» **GOAL OF THE EXERCISE**:
Output all lines exactly, with nothing added or dropped.

[BEGIN THE RECORDS]

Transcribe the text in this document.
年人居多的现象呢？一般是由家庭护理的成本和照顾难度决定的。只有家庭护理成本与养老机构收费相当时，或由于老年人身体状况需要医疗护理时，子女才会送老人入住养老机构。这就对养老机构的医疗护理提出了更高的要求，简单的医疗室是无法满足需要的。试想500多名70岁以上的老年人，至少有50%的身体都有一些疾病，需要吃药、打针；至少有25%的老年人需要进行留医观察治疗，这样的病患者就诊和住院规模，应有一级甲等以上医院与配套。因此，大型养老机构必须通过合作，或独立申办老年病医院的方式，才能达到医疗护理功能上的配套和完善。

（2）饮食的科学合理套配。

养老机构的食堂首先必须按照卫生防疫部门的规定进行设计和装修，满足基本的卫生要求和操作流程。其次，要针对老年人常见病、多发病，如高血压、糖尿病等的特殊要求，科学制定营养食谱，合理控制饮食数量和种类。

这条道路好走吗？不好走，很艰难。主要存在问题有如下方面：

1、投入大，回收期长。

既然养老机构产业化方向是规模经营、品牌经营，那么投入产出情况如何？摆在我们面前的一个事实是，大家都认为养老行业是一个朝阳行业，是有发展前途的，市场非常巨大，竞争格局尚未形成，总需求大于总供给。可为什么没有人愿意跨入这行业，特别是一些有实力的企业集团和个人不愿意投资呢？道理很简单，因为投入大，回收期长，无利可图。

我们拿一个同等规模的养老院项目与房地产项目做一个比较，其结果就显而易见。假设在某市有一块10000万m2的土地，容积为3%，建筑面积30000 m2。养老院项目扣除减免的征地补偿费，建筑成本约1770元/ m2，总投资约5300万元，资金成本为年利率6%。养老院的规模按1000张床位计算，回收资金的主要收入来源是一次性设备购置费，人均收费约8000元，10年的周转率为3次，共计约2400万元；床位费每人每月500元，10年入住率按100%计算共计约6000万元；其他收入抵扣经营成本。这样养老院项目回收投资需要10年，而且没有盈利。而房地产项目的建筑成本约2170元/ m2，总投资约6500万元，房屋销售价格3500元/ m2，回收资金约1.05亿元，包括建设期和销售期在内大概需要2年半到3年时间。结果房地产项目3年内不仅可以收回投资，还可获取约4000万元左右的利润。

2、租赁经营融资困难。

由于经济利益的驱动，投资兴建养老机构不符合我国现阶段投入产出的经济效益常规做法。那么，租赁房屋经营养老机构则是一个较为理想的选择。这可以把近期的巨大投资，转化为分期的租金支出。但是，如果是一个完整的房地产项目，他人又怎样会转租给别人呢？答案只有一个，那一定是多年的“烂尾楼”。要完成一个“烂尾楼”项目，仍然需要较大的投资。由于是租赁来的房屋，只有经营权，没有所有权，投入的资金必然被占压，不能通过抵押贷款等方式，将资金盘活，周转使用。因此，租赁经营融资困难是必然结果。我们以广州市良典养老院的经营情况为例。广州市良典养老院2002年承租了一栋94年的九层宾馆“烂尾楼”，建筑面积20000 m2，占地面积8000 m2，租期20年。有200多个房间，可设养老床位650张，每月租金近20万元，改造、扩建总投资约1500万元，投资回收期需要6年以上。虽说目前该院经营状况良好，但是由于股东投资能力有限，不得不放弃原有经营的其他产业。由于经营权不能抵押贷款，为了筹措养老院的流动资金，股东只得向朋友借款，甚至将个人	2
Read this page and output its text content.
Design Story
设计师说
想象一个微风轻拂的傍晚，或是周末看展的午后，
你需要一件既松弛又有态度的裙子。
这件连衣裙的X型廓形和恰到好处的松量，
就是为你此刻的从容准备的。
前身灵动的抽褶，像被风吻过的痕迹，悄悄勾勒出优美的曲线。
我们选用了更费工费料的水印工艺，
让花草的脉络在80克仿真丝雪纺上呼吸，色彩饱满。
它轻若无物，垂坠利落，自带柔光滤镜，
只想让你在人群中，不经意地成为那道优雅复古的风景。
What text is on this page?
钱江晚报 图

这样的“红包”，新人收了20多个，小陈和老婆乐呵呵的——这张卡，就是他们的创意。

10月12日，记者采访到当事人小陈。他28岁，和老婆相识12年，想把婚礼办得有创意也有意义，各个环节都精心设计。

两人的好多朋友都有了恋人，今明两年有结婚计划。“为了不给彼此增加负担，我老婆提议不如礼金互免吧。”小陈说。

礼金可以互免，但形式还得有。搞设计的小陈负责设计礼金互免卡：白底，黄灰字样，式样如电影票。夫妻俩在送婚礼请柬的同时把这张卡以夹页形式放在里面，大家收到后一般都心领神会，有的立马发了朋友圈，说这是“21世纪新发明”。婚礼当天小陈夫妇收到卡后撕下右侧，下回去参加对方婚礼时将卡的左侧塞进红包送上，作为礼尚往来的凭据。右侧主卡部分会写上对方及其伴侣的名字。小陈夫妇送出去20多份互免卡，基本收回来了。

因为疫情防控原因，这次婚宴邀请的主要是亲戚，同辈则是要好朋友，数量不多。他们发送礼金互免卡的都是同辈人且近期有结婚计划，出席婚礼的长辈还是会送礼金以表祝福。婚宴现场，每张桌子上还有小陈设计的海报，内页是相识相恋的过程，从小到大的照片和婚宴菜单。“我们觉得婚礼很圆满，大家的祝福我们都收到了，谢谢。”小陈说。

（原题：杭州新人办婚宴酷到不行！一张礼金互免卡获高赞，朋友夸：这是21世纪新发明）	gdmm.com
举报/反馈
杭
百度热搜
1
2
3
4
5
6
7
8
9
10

[END THE RECORDS]

» **RIGHT ANSWER**:
Transcribe the text in this document.
年人居多的现象呢？一般是由家庭护理的成本和照顾难度决定的。只有家庭护理成本与养老机构收费相当时，或由于老年人身体状况需要医疗护理时，子女才会送老人入住养老机构。这就对养老机构的医疗护理提出了更高的要求，简单的医疗室是无法满足需要的。试想500多名70岁以上的老年人，至少有50%的身体都有一些疾病，需要吃药、打针；至少有25%的老年人需要进行留医观察治疗，这样的病患者就诊和住院规模，应有一级甲等以上医院与配套。因此，大型养老机构必须通过合作，或独立申办老年病医院的方式，才能达到医疗护理功能上的配套和完善。

（2）饮食的科学合理套配。

养老机构的食堂首先必须按照卫生防疫部门的规定进行设计和装修，满足基本的卫生要求和操作流程。其次，要针对老年人常见病、多发病，如高血压、糖尿病等的特殊要求，科学制定营养食谱，合理控制饮食数量和种类。

这条道路好走吗？不好走，很艰难。主要存在问题有如下方面：

1、投入大，回收期长。

既然养老机构产业化方向是规模经营、品牌经营，那么投入产出情况如何？摆在我们面前的一个事实是，大家都认为养老行业是一个朝阳行业，是有发展前途的，市场非常巨大，竞争格局尚未形成，总需求大于总供给。可为什么没有人愿意跨入这行业，特别是一些有实力的企业集团和个人不愿意投资呢？道理很简单，因为投入大，回收期长，无利可图。

我们拿一个同等规模的养老院项目与房地产项目做一个比较，其结果就显而易见。假设在某市有一块10000万m2的土地，容积为3%，建筑面积30000 m2。养老院项目扣除减免的征地补偿费，建筑成本约1770元/ m2，总投资约5300万元，资金成本为年利率6%。养老院的规模按1000张床位计算，回收资金的主要收入来源是一次性设备购置费，人均收费约8000元，10年的周转率为3次，共计约2400万元；床位费每人每月500元，10年入住率按100%计算共计约6000万元；其他收入抵扣经营成本。这样养老院项目回收投资需要10年，而且没有盈利。而房地产项目的建筑成本约2170元/ m2，总投资约6500万元，房屋销售价格3500元/ m2，回收资金约1.05亿元，包括建设期和销售期在内大概需要2年半到3年时间。结果房地产项目3年内不仅可以收回投资，还可获取约4000万元左右的利润。

2、租赁经营融资困难。

由于经济利益的驱动，投资兴建养老机构不符合我国现阶段投入产出的经济效益常规做法。那么，租赁房屋经营养老机构则是一个较为理想的选择。这可以把近期的巨大投资，转化为分期的租金支出。但是，如果是一个完整的房地产项目，他人又怎样会转租给别人呢？答案只有一个，那一定是多年的“烂尾楼”。要完成一个“烂尾楼”项目，仍然需要较大的投资。由于是租赁来的房屋，只有经营权，没有所有权，投入的资金必然被占压，不能通过抵押贷款等方式，将资金盘活，周转使用。因此，租赁经营融资困难是必然结果。我们以广州市良典养老院的经营情况为例。广州市良典养老院2002年承租了一栋94年的九层宾馆“烂尾楼”，建筑面积20000 m2，占地面积8000 m2，租期20年。有200多个房间，可设养老床位650张，每月租金近20万元，改造、扩建总投资约1500万元，投资回收期需要6年以上。虽说目前该院经营状况良好，但是由于股东投资能力有限，不得不放弃原有经营的其他产业。由于经营权不能抵押贷款，为了筹措养老院的流动资金，股东只得向朋友借款，甚至将个人	2
Read this page and output its text content.
Design Story
设计师说
想象一个微风轻拂的傍晚，或是周末看展的午后，
你需要一件既松弛又有态度的裙子。
这件连衣裙的X型廓形和恰到好处的松量，
就是为你此刻的从容准备的。
前身灵动的抽褶，像被风吻过的痕迹，悄悄勾勒出优美的曲线。
我们选用了更费工费料的水印工艺，
让花草的脉络在80克仿真丝雪纺上呼吸，色彩饱满。
它轻若无物，垂坠利落，自带柔光滤镜，
只想让你在人群中，不经意地成为那道优雅复古的风景。
What text is on this page?
钱江晚报 图

这样的“红包”，新人收了20多个，小陈和老婆乐呵呵的——这张卡，就是他们的创意。

10月12日，记者采访到当事人小陈。他28岁，和老婆相识12年，想把婚礼办得有创意也有意义，各个环节都精心设计。

两人的好多朋友都有了恋人，今明两年有结婚计划。“为了不给彼此增加负担，我老婆提议不如礼金互免吧。”小陈说。

礼金可以互免，但形式还得有。搞设计的小陈负责设计礼金互免卡：白底，黄灰字样，式样如电影票。夫妻俩在送婚礼请柬的同时把这张卡以夹页形式放在里面，大家收到后一般都心领神会，有的立马发了朋友圈，说这是“21世纪新发明”。婚礼当天小陈夫妇收到卡后撕下右侧，下回去参加对方婚礼时将卡的左侧塞进红包送上，作为礼尚往来的凭据。右侧主卡部分会写上对方及其伴侣的名字。小陈夫妇送出去20多份互免卡，基本收回来了。

因为疫情防控原因，这次婚宴邀请的主要是亲戚，同辈则是要好朋友，数量不多。他们发送礼金互免卡的都是同辈人且近期有结婚计划，出席婚礼的长辈还是会送礼金以表祝福。婚宴现场，每张桌子上还有小陈设计的海报，内页是相识相恋的过程，从小到大的照片和婚宴菜单。“我们觉得婚礼很圆满，大家的祝福我们都收到了，谢谢。”小陈说。

（原题：杭州新人办婚宴酷到不行！一张礼金互免卡获高赞，朋友夸：这是21世纪新发明）	gdmm.com
举报/反馈
杭
百度热搜
1
2
3
4
5
6
7
8
9
10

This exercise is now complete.